WHAT THE TASK ASKS - The records that follow must be repeated verbatim, every one of them.

..........

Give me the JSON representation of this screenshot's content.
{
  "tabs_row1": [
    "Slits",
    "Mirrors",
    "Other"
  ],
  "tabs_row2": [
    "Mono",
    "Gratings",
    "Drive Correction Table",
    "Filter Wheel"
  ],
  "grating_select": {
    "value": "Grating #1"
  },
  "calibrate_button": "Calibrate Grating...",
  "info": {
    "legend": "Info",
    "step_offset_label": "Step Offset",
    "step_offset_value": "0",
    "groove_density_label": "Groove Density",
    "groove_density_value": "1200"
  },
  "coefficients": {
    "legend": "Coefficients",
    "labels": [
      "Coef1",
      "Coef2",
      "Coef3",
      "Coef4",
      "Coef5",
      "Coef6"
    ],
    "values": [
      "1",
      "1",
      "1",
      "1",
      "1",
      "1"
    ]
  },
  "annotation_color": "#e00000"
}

..........

TASK SOLUTION -
Give me the JSON representation of this screenshot's content.
{
  "tabs_row1": [
    "Slits",
    "Mirrors",
    "Other"
  ],
  "tabs_row2": [
    "Mono",
    "Gratings",
    "Drive Correction Table",
    "Filter Wheel"
  ],
  "grating_select": {
    "value": "Grating #1"
  },
  "calibrate_button": "Calibrate Grating...",
  "info": {
    "legend": "Info",
    "step_offset_label": "Step Offset",
    "step_offset_value": "0",
    "groove_density_label": "Groove Density",
    "groove_density_value": "1200"
  },
  "coefficients": {
    "legend": "Coefficients",
    "labels": [
      "Coef1",
      "Coef2",
      "Coef3",
      "Coef4",
      "Coef5",
      "Coef6"
    ],
    "values": [
      "1",
      "1",
      "1",
      "1",
      "1",
      "1"
    ]
  },
  "annotation_color": "#e00000"
}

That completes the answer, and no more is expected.